◆ **Work instructions**: Nothing before the line containing "Convert this screenshot" belongs in the answer; quote that line and all lines after it through the end of the material, word for word.

● ● ● ●

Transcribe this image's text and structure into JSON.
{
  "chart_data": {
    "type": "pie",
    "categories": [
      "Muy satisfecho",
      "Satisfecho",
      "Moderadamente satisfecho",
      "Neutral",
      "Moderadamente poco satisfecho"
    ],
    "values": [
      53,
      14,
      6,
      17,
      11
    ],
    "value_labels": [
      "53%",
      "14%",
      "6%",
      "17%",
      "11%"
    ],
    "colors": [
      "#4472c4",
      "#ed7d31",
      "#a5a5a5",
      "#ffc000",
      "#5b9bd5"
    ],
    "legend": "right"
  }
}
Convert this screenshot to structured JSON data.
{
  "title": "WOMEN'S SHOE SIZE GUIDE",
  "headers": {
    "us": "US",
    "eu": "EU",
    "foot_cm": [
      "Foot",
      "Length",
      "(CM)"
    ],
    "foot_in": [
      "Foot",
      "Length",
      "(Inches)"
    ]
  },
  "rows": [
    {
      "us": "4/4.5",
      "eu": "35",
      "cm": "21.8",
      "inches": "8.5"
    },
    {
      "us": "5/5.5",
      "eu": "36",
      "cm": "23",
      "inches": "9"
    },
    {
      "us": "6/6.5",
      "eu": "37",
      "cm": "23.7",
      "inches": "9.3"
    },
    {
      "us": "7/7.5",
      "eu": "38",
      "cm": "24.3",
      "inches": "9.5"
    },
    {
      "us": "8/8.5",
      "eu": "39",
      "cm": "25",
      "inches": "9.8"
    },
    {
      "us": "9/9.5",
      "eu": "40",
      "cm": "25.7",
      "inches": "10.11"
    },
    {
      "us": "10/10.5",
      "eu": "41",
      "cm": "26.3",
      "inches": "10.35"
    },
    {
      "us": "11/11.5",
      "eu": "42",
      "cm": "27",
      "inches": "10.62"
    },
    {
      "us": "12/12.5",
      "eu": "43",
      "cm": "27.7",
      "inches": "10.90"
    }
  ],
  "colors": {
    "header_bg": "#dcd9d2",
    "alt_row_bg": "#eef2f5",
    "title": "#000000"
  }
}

● ● ● ●

◆ **Answer for the task**:
Convert this screenshot to structured JSON data.
{
  "title": "WOMEN'S SHOE SIZE GUIDE",
  "headers": {
    "us": "US",
    "eu": "EU",
    "foot_cm": [
      "Foot",
      "Length",
      "(CM)"
    ],
    "foot_in": [
      "Foot",
      "Length",
      "(Inches)"
    ]
  },
  "rows": [
    {
      "us": "4/4.5",
      "eu": "35",
      "cm": "21.8",
      "inches": "8.5"
    },
    {
      "us": "5/5.5",
      "eu": "36",
      "cm": "23",
      "inches": "9"
    },
    {
      "us": "6/6.5",
      "eu": "37",
      "cm": "23.7",
      "inches": "9.3"
    },
    {
      "us": "7/7.5",
      "eu": "38",
      "cm": "24.3",
      "inches": "9.5"
    },
    {
      "us": "8/8.5",
      "eu": "39",
      "cm": "25",
      "inches": "9.8"
    },
    {
      "us": "9/9.5",
      "eu": "40",
      "cm": "25.7",
      "inches": "10.11"
    },
    {
      "us": "10/10.5",
      "eu": "41",
      "cm": "26.3",
      "inches": "10.35"
    },
    {
      "us": "11/11.5",
      "eu": "42",
      "cm": "27",
      "inches": "10.62"
    },
    {
      "us": "12/12.5",
      "eu": "43",
      "cm": "27.7",
      "inches": "10.90"
    }
  ],
  "colors": {
    "header_bg": "#dcd9d2",
    "alt_row_bg": "#eef2f5",
    "title": "#000000"
  }
}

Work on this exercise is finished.